_CHALLENGE_
Find the word "document" in the material below and gather every line that contains it.

_EXTRACTED DATA_
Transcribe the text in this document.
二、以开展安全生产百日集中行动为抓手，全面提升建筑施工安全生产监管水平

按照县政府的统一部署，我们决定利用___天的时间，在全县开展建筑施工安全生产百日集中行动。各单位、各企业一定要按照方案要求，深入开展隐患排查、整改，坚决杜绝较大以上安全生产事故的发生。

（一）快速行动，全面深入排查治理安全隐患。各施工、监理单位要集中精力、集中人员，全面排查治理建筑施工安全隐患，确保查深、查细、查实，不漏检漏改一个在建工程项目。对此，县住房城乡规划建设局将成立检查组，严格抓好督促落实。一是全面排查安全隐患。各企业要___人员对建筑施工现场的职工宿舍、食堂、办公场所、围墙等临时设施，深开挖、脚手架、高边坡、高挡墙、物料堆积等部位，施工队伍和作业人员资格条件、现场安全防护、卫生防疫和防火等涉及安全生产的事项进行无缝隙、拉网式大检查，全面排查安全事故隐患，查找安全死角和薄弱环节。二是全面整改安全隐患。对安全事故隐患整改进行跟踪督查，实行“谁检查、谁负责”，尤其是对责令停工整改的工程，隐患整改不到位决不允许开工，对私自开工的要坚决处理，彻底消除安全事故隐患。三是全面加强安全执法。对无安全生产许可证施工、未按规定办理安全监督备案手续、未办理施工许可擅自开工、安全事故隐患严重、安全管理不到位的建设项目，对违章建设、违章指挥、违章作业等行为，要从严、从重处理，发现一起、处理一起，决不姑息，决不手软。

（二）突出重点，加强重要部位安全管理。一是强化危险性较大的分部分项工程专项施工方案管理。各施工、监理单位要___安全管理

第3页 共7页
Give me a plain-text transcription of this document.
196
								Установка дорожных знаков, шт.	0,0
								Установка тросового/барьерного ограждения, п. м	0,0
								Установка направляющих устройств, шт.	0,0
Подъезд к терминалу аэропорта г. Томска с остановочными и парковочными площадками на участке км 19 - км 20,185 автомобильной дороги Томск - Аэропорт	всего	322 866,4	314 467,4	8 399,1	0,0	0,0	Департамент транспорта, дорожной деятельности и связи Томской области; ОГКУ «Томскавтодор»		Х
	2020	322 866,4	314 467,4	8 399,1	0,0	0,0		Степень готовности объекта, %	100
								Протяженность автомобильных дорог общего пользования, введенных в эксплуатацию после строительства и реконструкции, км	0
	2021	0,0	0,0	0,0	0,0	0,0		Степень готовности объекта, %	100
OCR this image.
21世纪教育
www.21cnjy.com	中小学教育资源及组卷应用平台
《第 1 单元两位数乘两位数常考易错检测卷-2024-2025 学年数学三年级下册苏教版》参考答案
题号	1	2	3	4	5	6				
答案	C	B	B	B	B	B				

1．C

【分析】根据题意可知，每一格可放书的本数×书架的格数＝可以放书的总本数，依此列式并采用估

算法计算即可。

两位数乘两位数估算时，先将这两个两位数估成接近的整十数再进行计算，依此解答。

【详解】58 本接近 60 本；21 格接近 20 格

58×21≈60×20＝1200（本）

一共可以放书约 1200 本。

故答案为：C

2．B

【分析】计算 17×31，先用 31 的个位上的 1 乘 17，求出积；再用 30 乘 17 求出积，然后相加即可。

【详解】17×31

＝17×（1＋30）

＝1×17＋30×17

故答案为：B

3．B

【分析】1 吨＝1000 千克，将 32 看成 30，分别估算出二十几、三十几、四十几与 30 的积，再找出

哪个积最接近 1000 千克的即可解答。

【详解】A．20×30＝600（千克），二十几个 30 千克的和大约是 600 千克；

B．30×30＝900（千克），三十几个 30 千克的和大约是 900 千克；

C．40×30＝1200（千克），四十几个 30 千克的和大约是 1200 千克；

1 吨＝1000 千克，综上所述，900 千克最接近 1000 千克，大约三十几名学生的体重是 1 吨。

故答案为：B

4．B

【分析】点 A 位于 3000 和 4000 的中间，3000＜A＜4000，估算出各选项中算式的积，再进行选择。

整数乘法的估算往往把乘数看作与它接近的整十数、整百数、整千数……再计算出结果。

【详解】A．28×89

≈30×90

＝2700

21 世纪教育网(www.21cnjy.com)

_FULL SOLUTION_
Transcribe the text in this document.
Give me a plain-text transcription of this document.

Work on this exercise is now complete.